Short task: Lines containing the word "nvehicles" are to be located and copied.

Figure dataset records:
Start

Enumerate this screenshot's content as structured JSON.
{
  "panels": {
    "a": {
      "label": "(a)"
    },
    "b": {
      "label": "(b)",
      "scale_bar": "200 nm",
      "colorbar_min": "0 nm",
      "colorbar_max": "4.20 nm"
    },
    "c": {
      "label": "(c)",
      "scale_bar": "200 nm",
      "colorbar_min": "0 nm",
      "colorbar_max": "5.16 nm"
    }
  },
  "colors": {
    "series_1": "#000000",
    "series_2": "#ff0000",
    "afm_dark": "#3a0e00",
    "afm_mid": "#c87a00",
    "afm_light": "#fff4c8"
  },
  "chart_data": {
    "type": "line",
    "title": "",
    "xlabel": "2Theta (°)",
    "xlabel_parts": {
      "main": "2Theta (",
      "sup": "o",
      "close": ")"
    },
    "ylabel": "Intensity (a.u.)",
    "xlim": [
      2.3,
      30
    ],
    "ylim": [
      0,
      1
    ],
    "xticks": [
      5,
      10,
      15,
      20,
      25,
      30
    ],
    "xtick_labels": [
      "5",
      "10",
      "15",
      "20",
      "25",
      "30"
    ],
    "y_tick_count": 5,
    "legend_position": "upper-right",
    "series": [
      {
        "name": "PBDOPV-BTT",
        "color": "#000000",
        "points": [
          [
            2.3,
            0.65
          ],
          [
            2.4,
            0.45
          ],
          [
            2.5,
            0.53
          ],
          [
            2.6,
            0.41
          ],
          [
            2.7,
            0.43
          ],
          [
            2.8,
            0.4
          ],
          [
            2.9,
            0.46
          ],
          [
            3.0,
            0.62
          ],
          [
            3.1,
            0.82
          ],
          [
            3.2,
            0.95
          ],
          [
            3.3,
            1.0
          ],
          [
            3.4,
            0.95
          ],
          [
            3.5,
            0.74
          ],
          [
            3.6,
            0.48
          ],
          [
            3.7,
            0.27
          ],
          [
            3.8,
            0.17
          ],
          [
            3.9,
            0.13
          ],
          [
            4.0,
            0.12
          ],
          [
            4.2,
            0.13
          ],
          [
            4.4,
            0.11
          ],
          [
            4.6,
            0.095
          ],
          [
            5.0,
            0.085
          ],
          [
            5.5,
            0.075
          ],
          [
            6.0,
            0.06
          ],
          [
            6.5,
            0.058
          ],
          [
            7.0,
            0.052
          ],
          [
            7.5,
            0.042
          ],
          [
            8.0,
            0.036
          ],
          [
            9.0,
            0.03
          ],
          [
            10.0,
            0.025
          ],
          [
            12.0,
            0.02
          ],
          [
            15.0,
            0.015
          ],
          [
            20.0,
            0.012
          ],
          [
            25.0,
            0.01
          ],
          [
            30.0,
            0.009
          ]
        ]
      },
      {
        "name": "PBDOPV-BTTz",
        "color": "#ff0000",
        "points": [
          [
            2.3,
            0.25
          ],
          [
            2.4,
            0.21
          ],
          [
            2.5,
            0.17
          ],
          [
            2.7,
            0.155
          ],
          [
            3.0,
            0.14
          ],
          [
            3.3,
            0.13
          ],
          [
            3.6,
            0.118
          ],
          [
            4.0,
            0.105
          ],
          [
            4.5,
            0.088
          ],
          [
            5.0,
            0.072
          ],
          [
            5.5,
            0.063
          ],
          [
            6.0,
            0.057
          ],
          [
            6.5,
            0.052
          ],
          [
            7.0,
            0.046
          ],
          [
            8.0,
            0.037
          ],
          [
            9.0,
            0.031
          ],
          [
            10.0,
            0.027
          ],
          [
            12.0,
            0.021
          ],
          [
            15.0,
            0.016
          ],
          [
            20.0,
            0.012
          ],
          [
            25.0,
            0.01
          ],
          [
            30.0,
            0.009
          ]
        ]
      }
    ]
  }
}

End
Start

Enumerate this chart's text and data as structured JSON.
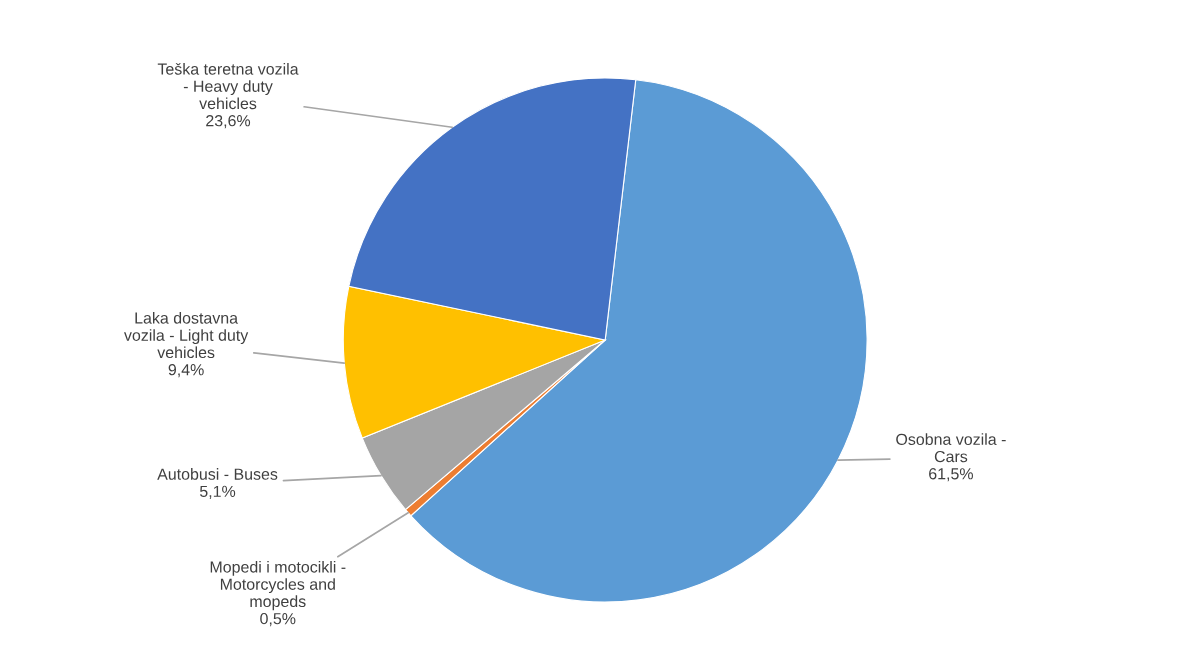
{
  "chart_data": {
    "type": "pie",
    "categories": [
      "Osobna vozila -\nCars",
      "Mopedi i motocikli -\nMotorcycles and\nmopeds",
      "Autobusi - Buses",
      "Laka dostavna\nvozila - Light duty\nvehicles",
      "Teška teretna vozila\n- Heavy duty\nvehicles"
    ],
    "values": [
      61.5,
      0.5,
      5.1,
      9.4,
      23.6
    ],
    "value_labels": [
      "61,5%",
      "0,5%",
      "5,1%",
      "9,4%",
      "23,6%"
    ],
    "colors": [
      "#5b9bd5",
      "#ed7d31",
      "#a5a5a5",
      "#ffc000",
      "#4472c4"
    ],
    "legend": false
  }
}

End

Solution for this exercise:
      "Laka dostavna\nvozila - Light duty\nvehicles",
      "Teška teretna vozila\n- Heavy duty\nvehicles"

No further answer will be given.